* _GIVEN EXERCISE_:
Will you output the entries below exactly, skipping every image they contain?

(Saved entries)

==========

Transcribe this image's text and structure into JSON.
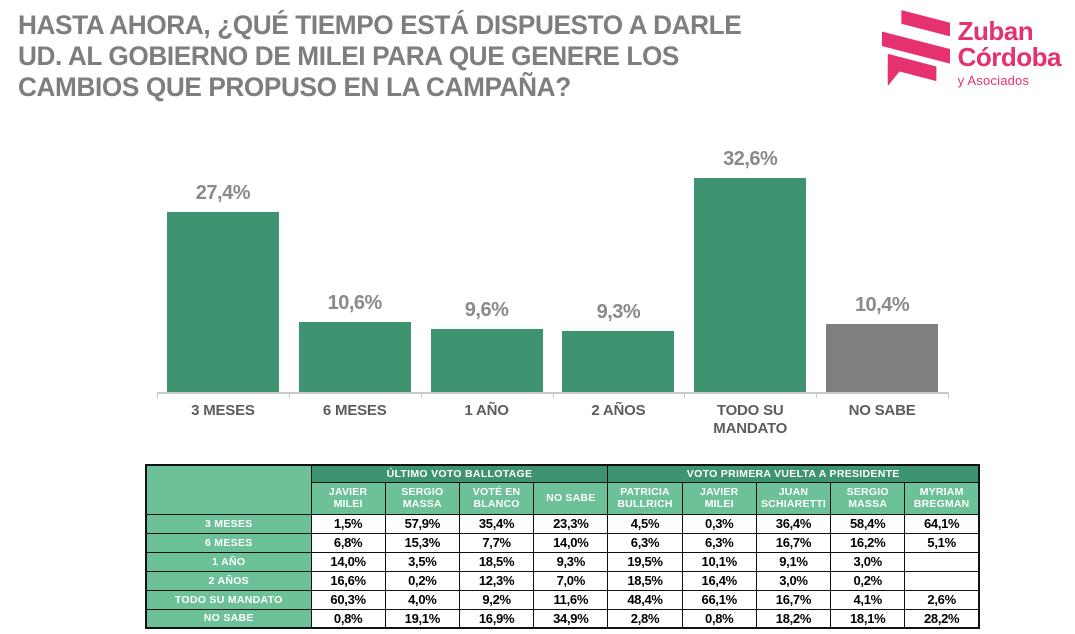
{
  "page": {
    "background": "#ffffff"
  },
  "header": {
    "title_lines": [
      "HASTA AHORA, ¿QUÉ TIEMPO ESTÁ DISPUESTO A DARLE",
      "UD. AL GOBIERNO DE MILEI PARA QUE GENERE LOS",
      "CAMBIOS QUE PROPUSO EN LA CAMPAÑA?"
    ],
    "logo": {
      "name": "Zuban Córdoba y Asociados",
      "line1": "Zuban",
      "line2": "Córdoba",
      "line3": "y Asociados",
      "color": "#e5316f"
    }
  },
  "chart_data": {
    "type": "bar",
    "categories": [
      "3 MESES",
      "6 MESES",
      "1 AÑO",
      "2 AÑOS",
      "TODO SU MANDATO",
      "NO SABE"
    ],
    "values": [
      27.4,
      10.6,
      9.6,
      9.3,
      32.6,
      10.4
    ],
    "value_labels": [
      "27,4%",
      "10,6%",
      "9,6%",
      "9,3%",
      "32,6%",
      "10,4%"
    ],
    "bar_colors": [
      "#3e9471",
      "#3e9471",
      "#3e9471",
      "#3e9471",
      "#3e9471",
      "#7f7f7f"
    ],
    "title": "",
    "xlabel": "",
    "ylabel": "",
    "ylim": [
      0,
      35
    ],
    "grid": false,
    "legend": false,
    "axis_color": "#c9c9c9",
    "value_label_color": "#8a8a8a",
    "category_label_color": "#5d5d5d"
  },
  "table": {
    "corner_label": "",
    "group_headers": [
      {
        "label": "ÚLTIMO VOTO BALLOTAGE",
        "span": 4
      },
      {
        "label": "VOTO PRIMERA VUELTA A PRESIDENTE",
        "span": 5
      }
    ],
    "column_headers": [
      "JAVIER MILEI",
      "SERGIO MASSA",
      "VOTÉ EN BLANCO",
      "NO SABE",
      "PATRICIA BULLRICH",
      "JAVIER MILEI",
      "JUAN SCHIARETTI",
      "SERGIO MASSA",
      "MYRIAM BREGMAN"
    ],
    "rows": [
      {
        "label": "3 MESES",
        "cells": [
          "1,5%",
          "57,9%",
          "35,4%",
          "23,3%",
          "4,5%",
          "0,3%",
          "36,4%",
          "58,4%",
          "64,1%"
        ]
      },
      {
        "label": "6 MESES",
        "cells": [
          "6,8%",
          "15,3%",
          "7,7%",
          "14,0%",
          "6,3%",
          "6,3%",
          "16,7%",
          "16,2%",
          "5,1%"
        ]
      },
      {
        "label": "1 AÑO",
        "cells": [
          "14,0%",
          "3,5%",
          "18,5%",
          "9,3%",
          "19,5%",
          "10,1%",
          "9,1%",
          "3,0%",
          ""
        ]
      },
      {
        "label": "2 AÑOS",
        "cells": [
          "16,6%",
          "0,2%",
          "12,3%",
          "7,0%",
          "18,5%",
          "16,4%",
          "3,0%",
          "0,2%",
          ""
        ]
      },
      {
        "label": "TODO SU MANDATO",
        "cells": [
          "60,3%",
          "4,0%",
          "9,2%",
          "11,6%",
          "48,4%",
          "66,1%",
          "16,7%",
          "4,1%",
          "2,6%"
        ]
      },
      {
        "label": "NO SABE",
        "cells": [
          "0,8%",
          "19,1%",
          "16,9%",
          "34,9%",
          "2,8%",
          "0,8%",
          "18,2%",
          "18,1%",
          "28,2%"
        ]
      }
    ],
    "colors": {
      "group_header_bg": "#3e9471",
      "column_header_bg": "#6cc198",
      "row_label_bg": "#6cc198",
      "header_text": "#ffffff",
      "cell_text": "#000000",
      "border": "#111111"
    }
  }
}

==========

* _TASK RESPONSE_:
Transcribe this image's text and structure into JSON.
{
  "page": {
    "background": "#ffffff"
  },
  "header": {
    "title_lines": [
      "HASTA AHORA, ¿QUÉ TIEMPO ESTÁ DISPUESTO A DARLE",
      "UD. AL GOBIERNO DE MILEI PARA QUE GENERE LOS",
      "CAMBIOS QUE PROPUSO EN LA CAMPAÑA?"
    ],
    "logo": {
      "name": "Zuban Córdoba y Asociados",
      "line1": "Zuban",
      "line2": "Córdoba",
      "line3": "y Asociados",
      "color": "#e5316f"
    }
  },
  "chart_data": {
    "type": "bar",
    "categories": [
      "3 MESES",
      "6 MESES",
      "1 AÑO",
      "2 AÑOS",
      "TODO SU MANDATO",
      "NO SABE"
    ],
    "values": [
      27.4,
      10.6,
      9.6,
      9.3,
      32.6,
      10.4
    ],
    "value_labels": [
      "27,4%",
      "10,6%",
      "9,6%",
      "9,3%",
      "32,6%",
      "10,4%"
    ],
    "bar_colors": [
      "#3e9471",
      "#3e9471",
      "#3e9471",
      "#3e9471",
      "#3e9471",
      "#7f7f7f"
    ],
    "title": "",
    "xlabel": "",
    "ylabel": "",
    "ylim": [
      0,
      35
    ],
    "grid": false,
    "legend": false,
    "axis_color": "#c9c9c9",
    "value_label_color": "#8a8a8a",
    "category_label_color": "#5d5d5d"
  },
  "table": {
    "corner_label": "",
    "group_headers": [
      {
        "label": "ÚLTIMO VOTO BALLOTAGE",
        "span": 4
      },
      {
        "label": "VOTO PRIMERA VUELTA A PRESIDENTE",
        "span": 5
      }
    ],
    "column_headers": [
      "JAVIER MILEI",
      "SERGIO MASSA",
      "VOTÉ EN BLANCO",
      "NO SABE",
      "PATRICIA BULLRICH",
      "JAVIER MILEI",
      "JUAN SCHIARETTI",
      "SERGIO MASSA",
      "MYRIAM BREGMAN"
    ],
    "rows": [
      {
        "label": "3 MESES",
        "cells": [
          "1,5%",
          "57,9%",
          "35,4%",
          "23,3%",
          "4,5%",
          "0,3%",
          "36,4%",
          "58,4%",
          "64,1%"
        ]
      },
      {
        "label": "6 MESES",
        "cells": [
          "6,8%",
          "15,3%",
          "7,7%",
          "14,0%",
          "6,3%",
          "6,3%",
          "16,7%",
          "16,2%",
          "5,1%"
        ]
      },
      {
        "label": "1 AÑO",
        "cells": [
          "14,0%",
          "3,5%",
          "18,5%",
          "9,3%",
          "19,5%",
          "10,1%",
          "9,1%",
          "3,0%",
          ""
        ]
      },
      {
        "label": "2 AÑOS",
        "cells": [
          "16,6%",
          "0,2%",
          "12,3%",
          "7,0%",
          "18,5%",
          "16,4%",
          "3,0%",
          "0,2%",
          ""
        ]
      },
      {
        "label": "TODO SU MANDATO",
        "cells": [
          "60,3%",
          "4,0%",
          "9,2%",
          "11,6%",
          "48,4%",
          "66,1%",
          "16,7%",
          "4,1%",
          "2,6%"
        ]
      },
      {
        "label": "NO SABE",
        "cells": [
          "0,8%",
          "19,1%",
          "16,9%",
          "34,9%",
          "2,8%",
          "0,8%",
          "18,2%",
          "18,1%",
          "28,2%"
        ]
      }
    ],
    "colors": {
      "group_header_bg": "#3e9471",
      "column_header_bg": "#6cc198",
      "row_label_bg": "#6cc198",
      "header_text": "#ffffff",
      "cell_text": "#000000",
      "border": "#111111"
    }
  }
}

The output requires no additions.